* Work to complete
Render the material again word for word, skipping the pictures in it.
* * * * * * *
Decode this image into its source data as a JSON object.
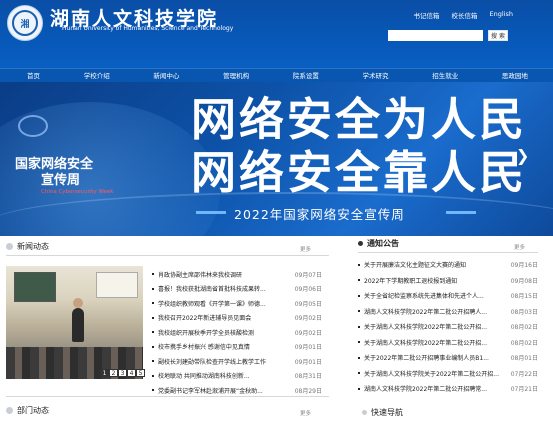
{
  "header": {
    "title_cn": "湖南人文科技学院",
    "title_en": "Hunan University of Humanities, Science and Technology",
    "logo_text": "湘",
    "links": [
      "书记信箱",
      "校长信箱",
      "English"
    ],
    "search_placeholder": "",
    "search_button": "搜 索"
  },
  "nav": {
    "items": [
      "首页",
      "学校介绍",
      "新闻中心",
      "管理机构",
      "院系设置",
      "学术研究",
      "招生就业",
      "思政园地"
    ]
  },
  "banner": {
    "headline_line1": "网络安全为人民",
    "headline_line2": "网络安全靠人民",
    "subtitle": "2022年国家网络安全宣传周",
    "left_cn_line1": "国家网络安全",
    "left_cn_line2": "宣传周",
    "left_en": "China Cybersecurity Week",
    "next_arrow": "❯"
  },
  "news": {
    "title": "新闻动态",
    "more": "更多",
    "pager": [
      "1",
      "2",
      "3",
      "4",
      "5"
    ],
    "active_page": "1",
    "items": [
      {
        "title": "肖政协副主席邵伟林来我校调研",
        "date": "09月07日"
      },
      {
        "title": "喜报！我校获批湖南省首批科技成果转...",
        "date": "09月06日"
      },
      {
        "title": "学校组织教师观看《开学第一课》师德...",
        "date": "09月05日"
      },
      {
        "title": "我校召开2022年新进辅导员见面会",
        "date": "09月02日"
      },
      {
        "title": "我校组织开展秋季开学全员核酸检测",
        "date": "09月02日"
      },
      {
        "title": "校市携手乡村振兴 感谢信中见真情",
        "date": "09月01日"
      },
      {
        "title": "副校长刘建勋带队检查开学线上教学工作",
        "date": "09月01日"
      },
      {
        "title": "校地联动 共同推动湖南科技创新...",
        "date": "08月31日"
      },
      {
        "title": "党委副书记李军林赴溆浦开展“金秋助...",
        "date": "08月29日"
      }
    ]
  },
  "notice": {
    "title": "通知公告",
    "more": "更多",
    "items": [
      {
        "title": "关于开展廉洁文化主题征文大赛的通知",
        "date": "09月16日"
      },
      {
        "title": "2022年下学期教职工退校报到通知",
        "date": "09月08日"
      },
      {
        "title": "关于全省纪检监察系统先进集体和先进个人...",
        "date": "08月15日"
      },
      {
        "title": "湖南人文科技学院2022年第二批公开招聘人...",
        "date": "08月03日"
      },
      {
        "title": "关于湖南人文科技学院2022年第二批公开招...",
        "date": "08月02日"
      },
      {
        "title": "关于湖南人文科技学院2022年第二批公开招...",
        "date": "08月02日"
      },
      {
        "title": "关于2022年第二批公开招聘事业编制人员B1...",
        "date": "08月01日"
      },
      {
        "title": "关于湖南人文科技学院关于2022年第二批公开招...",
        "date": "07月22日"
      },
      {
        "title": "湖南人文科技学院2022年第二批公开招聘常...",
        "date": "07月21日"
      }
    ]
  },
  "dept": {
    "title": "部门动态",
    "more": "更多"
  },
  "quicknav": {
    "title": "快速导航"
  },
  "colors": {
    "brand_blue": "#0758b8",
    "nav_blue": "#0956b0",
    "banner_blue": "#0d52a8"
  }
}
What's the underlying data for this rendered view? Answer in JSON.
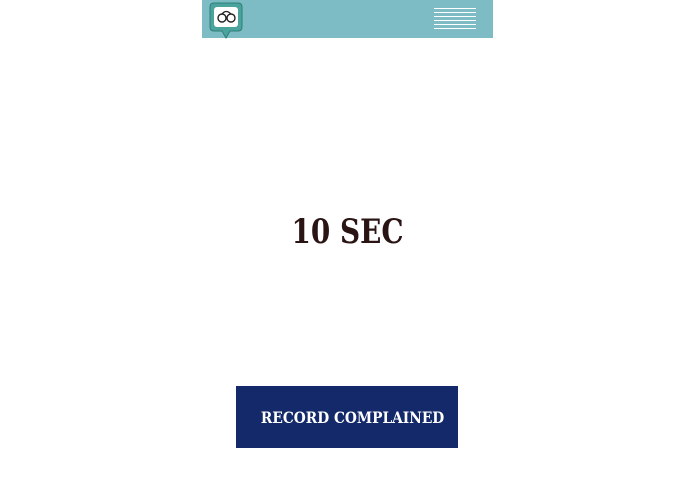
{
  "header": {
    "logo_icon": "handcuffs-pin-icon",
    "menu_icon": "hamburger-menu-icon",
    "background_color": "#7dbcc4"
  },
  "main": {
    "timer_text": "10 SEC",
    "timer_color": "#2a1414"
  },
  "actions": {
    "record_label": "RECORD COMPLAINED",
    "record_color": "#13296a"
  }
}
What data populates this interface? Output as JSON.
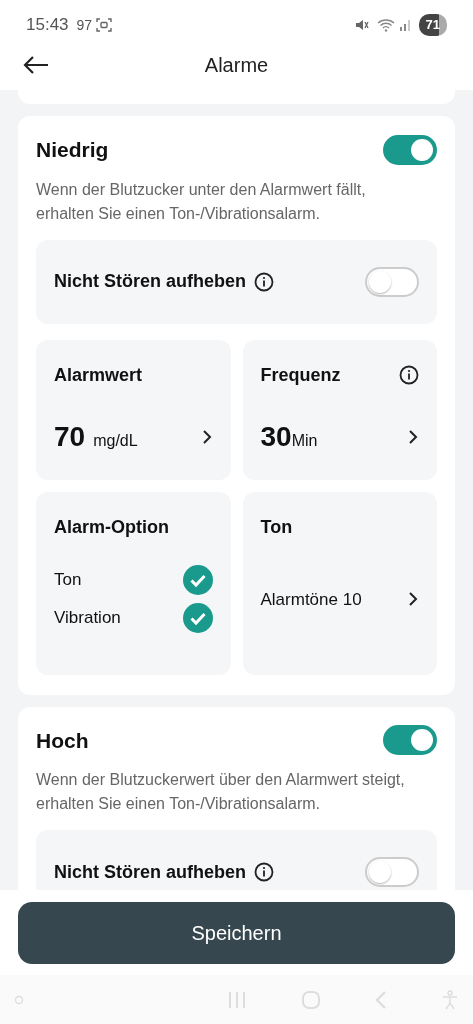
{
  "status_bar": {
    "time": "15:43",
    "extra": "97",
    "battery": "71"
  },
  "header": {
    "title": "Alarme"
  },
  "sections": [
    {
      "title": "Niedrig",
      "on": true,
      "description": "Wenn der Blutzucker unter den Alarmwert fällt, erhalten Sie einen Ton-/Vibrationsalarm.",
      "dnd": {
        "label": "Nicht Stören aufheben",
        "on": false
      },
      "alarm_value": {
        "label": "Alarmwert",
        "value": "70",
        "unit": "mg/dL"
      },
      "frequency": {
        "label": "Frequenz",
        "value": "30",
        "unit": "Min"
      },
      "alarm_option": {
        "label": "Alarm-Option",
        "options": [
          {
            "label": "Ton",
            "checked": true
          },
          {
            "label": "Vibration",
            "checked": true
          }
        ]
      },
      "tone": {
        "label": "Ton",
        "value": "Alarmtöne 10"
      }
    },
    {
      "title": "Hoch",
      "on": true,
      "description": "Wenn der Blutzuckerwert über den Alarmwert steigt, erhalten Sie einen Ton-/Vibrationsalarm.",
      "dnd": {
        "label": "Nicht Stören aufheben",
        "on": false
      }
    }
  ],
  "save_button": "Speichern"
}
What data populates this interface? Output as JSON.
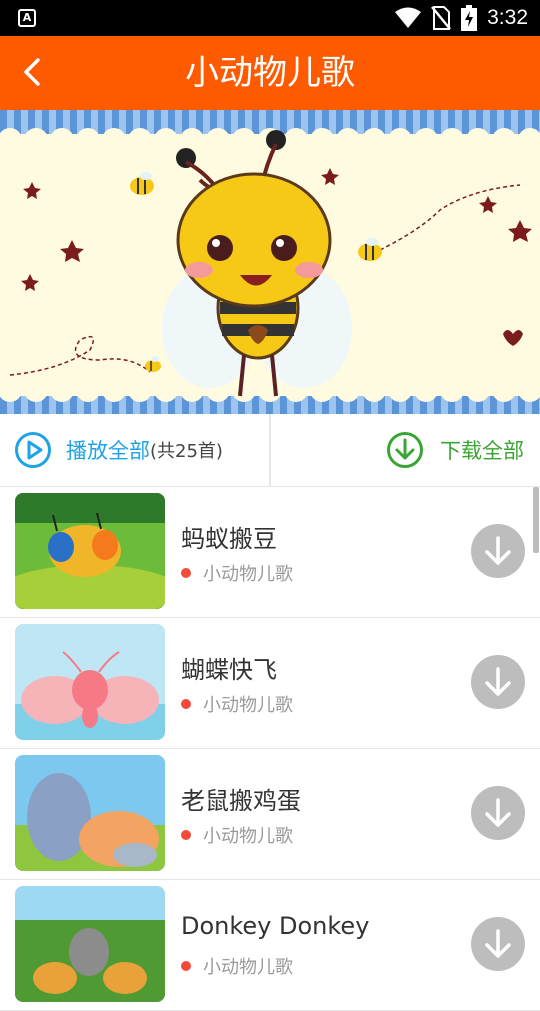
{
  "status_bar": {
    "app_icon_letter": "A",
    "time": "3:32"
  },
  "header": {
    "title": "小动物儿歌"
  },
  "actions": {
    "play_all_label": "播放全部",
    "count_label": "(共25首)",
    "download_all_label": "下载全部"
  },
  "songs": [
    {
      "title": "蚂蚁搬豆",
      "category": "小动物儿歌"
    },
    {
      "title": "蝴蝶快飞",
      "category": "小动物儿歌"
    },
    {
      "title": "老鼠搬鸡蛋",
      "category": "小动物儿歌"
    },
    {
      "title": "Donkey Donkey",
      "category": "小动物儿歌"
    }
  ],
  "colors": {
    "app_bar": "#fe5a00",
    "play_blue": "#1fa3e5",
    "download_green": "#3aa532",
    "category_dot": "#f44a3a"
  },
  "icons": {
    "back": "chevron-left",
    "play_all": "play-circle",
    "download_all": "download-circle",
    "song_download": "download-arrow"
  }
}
* * * * * * *
* Written reply
Decode this image into its source data as a JSON object.
{
  "header": {
    "title_cn": "湖南人文科技学院",
    "title_en": "Hunan University of Humanities, Science and Technology",
    "logo_text": "湘",
    "links": [
      "书记信箱",
      "校长信箱",
      "English"
    ],
    "search_placeholder": "",
    "search_button": "搜 索"
  },
  "nav": {
    "items": [
      "首页",
      "学校介绍",
      "新闻中心",
      "管理机构",
      "院系设置",
      "学术研究",
      "招生就业",
      "思政园地"
    ]
  },
  "banner": {
    "headline_line1": "网络安全为人民",
    "headline_line2": "网络安全靠人民",
    "subtitle": "2022年国家网络安全宣传周",
    "left_cn_line1": "国家网络安全",
    "left_cn_line2": "宣传周",
    "left_en": "China Cybersecurity Week",
    "next_arrow": "❯"
  },
  "news": {
    "title": "新闻动态",
    "more": "更多",
    "pager": [
      "1",
      "2",
      "3",
      "4",
      "5"
    ],
    "active_page": "1",
    "items": [
      {
        "title": "肖政协副主席邵伟林来我校调研",
        "date": "09月07日"
      },
      {
        "title": "喜报！我校获批湖南省首批科技成果转...",
        "date": "09月06日"
      },
      {
        "title": "学校组织教师观看《开学第一课》师德...",
        "date": "09月05日"
      },
      {
        "title": "我校召开2022年新进辅导员见面会",
        "date": "09月02日"
      },
      {
        "title": "我校组织开展秋季开学全员核酸检测",
        "date": "09月02日"
      },
      {
        "title": "校市携手乡村振兴 感谢信中见真情",
        "date": "09月01日"
      },
      {
        "title": "副校长刘建勋带队检查开学线上教学工作",
        "date": "09月01日"
      },
      {
        "title": "校地联动 共同推动湖南科技创新...",
        "date": "08月31日"
      },
      {
        "title": "党委副书记李军林赴溆浦开展“金秋助...",
        "date": "08月29日"
      }
    ]
  },
  "notice": {
    "title": "通知公告",
    "more": "更多",
    "items": [
      {
        "title": "关于开展廉洁文化主题征文大赛的通知",
        "date": "09月16日"
      },
      {
        "title": "2022年下学期教职工退校报到通知",
        "date": "09月08日"
      },
      {
        "title": "关于全省纪检监察系统先进集体和先进个人...",
        "date": "08月15日"
      },
      {
        "title": "湖南人文科技学院2022年第二批公开招聘人...",
        "date": "08月03日"
      },
      {
        "title": "关于湖南人文科技学院2022年第二批公开招...",
        "date": "08月02日"
      },
      {
        "title": "关于湖南人文科技学院2022年第二批公开招...",
        "date": "08月02日"
      },
      {
        "title": "关于2022年第二批公开招聘事业编制人员B1...",
        "date": "08月01日"
      },
      {
        "title": "关于湖南人文科技学院关于2022年第二批公开招...",
        "date": "07月22日"
      },
      {
        "title": "湖南人文科技学院2022年第二批公开招聘常...",
        "date": "07月21日"
      }
    ]
  },
  "dept": {
    "title": "部门动态",
    "more": "更多"
  },
  "quicknav": {
    "title": "快速导航"
  },
  "colors": {
    "brand_blue": "#0758b8",
    "nav_blue": "#0956b0",
    "banner_blue": "#0d52a8"
  }
}
What's the underlying data for this rendered view? Answer in JSON.
{
  "header": {
    "logo_icon": "handcuffs-pin-icon",
    "menu_icon": "hamburger-menu-icon",
    "background_color": "#7dbcc4"
  },
  "main": {
    "timer_text": "10 SEC",
    "timer_color": "#2a1414"
  },
  "actions": {
    "record_label": "RECORD COMPLAINED",
    "record_color": "#13296a"
  }
}
What data populates this interface? Output as JSON.
{
  "status_bar": {
    "time": "15:43",
    "extra": "97",
    "battery": "71"
  },
  "header": {
    "title": "Alarme"
  },
  "sections": [
    {
      "title": "Niedrig",
      "on": true,
      "description": "Wenn der Blutzucker unter den Alarmwert fällt, erhalten Sie einen Ton-/Vibrationsalarm.",
      "dnd": {
        "label": "Nicht Stören aufheben",
        "on": false
      },
      "alarm_value": {
        "label": "Alarmwert",
        "value": "70",
        "unit": "mg/dL"
      },
      "frequency": {
        "label": "Frequenz",
        "value": "30",
        "unit": "Min"
      },
      "alarm_option": {
        "label": "Alarm-Option",
        "options": [
          {
            "label": "Ton",
            "checked": true
          },
          {
            "label": "Vibration",
            "checked": true
          }
        ]
      },
      "tone": {
        "label": "Ton",
        "value": "Alarmtöne 10"
      }
    },
    {
      "title": "Hoch",
      "on": true,
      "description": "Wenn der Blutzuckerwert über den Alarmwert steigt, erhalten Sie einen Ton-/Vibrationsalarm.",
      "dnd": {
        "label": "Nicht Stören aufheben",
        "on": false
      }
    }
  ],
  "save_button": "Speichern"
}
What data populates this interface? Output as JSON.
{
  "status_bar": {
    "app_icon_letter": "A",
    "time": "3:32"
  },
  "header": {
    "title": "小动物儿歌"
  },
  "actions": {
    "play_all_label": "播放全部",
    "count_label": "(共25首)",
    "download_all_label": "下载全部"
  },
  "songs": [
    {
      "title": "蚂蚁搬豆",
      "category": "小动物儿歌"
    },
    {
      "title": "蝴蝶快飞",
      "category": "小动物儿歌"
    },
    {
      "title": "老鼠搬鸡蛋",
      "category": "小动物儿歌"
    },
    {
      "title": "Donkey Donkey",
      "category": "小动物儿歌"
    }
  ],
  "colors": {
    "app_bar": "#fe5a00",
    "play_blue": "#1fa3e5",
    "download_green": "#3aa532",
    "category_dot": "#f44a3a"
  },
  "icons": {
    "back": "chevron-left",
    "play_all": "play-circle",
    "download_all": "download-circle",
    "song_download": "download-arrow"
  }
}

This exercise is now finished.